From the entries provided below, copy each line that contains the word "name".

Dataset excerpts:
************

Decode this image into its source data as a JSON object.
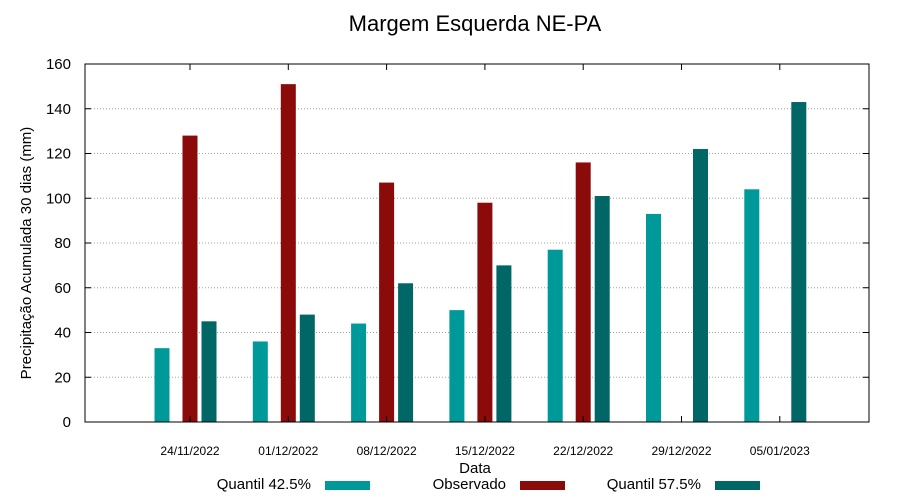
{
  "chart_data": {
    "type": "bar",
    "title": "Margem Esquerda NE-PA",
    "xlabel": "Data",
    "ylabel": "Precipitação Acumulada 30 dias (mm)",
    "ylim": [
      0,
      160
    ],
    "yticks": [
      0,
      20,
      40,
      60,
      80,
      100,
      120,
      140,
      160
    ],
    "grid": true,
    "legend_position": "bottom",
    "categories": [
      "24/11/2022",
      "01/12/2022",
      "08/12/2022",
      "15/12/2022",
      "22/12/2022",
      "29/12/2022",
      "05/01/2023"
    ],
    "series": [
      {
        "name": "Quantil 42.5%",
        "color": "#009999",
        "values": [
          33,
          36,
          44,
          50,
          77,
          93,
          104
        ]
      },
      {
        "name": "Observado",
        "color": "#8b0a0a",
        "values": [
          128,
          151,
          107,
          98,
          116,
          null,
          null
        ]
      },
      {
        "name": "Quantil 57.5%",
        "color": "#006666",
        "values": [
          45,
          48,
          62,
          70,
          101,
          122,
          143
        ]
      }
    ]
  }
}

************

Expected answer:
        "name": "Quantil 42.5%",
        "name": "Observado",
        "name": "Quantil 57.5%",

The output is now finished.